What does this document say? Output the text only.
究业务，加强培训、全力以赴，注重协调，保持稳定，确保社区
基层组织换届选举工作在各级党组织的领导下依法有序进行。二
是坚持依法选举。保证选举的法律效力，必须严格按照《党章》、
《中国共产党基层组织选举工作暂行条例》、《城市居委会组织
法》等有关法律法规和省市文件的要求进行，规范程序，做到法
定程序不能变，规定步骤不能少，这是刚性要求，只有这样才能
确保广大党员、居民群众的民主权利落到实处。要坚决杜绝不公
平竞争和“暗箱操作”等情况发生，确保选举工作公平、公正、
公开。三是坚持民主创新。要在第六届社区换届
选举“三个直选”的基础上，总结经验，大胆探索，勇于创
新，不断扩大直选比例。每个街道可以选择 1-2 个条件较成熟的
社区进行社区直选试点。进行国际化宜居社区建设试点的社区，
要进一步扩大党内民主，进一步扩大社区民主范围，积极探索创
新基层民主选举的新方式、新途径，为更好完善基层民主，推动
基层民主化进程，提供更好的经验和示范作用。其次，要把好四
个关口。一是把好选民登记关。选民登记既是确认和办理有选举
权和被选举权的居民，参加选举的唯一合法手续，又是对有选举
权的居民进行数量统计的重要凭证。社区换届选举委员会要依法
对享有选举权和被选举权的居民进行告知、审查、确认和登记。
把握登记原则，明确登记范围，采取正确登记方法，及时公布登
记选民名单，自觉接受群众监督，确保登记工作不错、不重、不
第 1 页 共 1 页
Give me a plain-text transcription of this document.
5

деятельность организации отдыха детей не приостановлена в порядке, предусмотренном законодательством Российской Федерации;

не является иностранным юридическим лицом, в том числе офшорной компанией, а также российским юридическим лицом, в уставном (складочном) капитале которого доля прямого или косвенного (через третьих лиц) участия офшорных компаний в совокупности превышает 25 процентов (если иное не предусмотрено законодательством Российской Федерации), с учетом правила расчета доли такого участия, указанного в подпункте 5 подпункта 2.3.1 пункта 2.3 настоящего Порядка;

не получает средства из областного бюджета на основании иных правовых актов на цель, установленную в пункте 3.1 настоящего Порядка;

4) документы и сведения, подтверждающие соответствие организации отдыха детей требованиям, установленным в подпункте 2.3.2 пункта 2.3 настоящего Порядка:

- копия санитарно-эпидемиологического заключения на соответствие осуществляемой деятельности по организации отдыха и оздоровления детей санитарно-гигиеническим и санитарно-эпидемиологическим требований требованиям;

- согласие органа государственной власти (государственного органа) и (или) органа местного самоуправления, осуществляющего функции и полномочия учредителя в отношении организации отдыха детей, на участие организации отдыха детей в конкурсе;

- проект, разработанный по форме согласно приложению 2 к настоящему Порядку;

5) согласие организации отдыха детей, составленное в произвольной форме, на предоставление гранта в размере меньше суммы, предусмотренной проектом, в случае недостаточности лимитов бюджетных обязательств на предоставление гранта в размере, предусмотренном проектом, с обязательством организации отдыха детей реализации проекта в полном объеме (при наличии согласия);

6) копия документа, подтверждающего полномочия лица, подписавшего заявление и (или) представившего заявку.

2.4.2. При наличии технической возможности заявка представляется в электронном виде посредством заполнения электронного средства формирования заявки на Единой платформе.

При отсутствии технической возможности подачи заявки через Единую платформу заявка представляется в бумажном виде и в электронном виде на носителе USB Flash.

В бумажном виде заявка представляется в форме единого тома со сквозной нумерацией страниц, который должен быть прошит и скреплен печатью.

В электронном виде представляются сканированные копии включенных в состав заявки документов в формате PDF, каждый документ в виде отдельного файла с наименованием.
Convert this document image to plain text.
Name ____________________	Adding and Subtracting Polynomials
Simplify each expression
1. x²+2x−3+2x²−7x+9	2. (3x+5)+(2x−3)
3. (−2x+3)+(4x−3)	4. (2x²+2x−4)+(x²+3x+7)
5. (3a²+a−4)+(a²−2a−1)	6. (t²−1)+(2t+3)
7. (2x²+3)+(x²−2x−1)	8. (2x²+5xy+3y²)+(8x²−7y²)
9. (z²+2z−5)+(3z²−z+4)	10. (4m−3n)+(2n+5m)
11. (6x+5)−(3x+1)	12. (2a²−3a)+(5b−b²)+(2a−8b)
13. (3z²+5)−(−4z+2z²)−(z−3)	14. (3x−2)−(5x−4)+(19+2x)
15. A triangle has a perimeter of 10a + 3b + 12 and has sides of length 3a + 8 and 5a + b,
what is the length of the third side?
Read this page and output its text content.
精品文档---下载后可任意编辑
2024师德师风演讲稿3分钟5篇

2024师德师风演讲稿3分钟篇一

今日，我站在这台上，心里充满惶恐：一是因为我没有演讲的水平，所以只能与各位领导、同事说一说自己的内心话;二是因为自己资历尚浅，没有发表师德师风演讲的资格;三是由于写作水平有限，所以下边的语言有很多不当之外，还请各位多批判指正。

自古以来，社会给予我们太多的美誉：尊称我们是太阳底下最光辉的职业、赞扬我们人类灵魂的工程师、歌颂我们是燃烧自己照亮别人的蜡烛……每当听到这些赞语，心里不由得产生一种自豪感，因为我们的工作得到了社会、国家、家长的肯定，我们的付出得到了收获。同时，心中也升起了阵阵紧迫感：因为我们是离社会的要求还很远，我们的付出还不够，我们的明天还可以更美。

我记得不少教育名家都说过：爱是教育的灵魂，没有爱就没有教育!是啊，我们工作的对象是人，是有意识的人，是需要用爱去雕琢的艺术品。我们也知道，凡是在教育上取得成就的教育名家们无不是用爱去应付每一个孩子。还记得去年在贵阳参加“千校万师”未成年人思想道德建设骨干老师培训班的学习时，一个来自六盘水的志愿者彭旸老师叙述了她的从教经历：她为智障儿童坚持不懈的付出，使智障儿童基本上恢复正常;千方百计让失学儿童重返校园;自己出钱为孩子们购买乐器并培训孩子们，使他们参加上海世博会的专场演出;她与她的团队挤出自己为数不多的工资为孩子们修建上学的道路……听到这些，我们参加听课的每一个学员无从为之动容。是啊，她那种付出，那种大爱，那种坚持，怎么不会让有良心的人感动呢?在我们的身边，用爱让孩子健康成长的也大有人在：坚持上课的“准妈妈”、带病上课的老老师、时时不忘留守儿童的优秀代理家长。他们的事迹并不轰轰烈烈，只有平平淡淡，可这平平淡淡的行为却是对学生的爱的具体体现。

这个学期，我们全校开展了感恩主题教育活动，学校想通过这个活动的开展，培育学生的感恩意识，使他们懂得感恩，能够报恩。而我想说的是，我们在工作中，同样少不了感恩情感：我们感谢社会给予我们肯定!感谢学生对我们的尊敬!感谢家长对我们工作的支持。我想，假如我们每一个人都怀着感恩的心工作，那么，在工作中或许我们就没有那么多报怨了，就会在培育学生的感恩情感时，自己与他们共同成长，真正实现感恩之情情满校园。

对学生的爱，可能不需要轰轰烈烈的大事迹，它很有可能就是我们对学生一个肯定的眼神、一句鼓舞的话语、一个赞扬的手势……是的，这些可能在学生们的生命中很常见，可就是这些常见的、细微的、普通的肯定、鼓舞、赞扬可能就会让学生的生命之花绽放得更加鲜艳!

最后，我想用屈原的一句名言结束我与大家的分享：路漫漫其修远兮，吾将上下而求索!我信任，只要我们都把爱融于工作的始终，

|---|

[Your objective]
Your task is to collect every line above that contains the word "копия".

[Reply to the task]
- копия санитарно-эпидемиологического заключения на соответствие осуществляемой деятельности по организации отдыха и оздоровления детей санитарно-гигиеническим и санитарно-эпидемиологическим требований требованиям;
6) копия документа, подтверждающего полномочия лица, подписавшего заявление и (или) представившего заявку.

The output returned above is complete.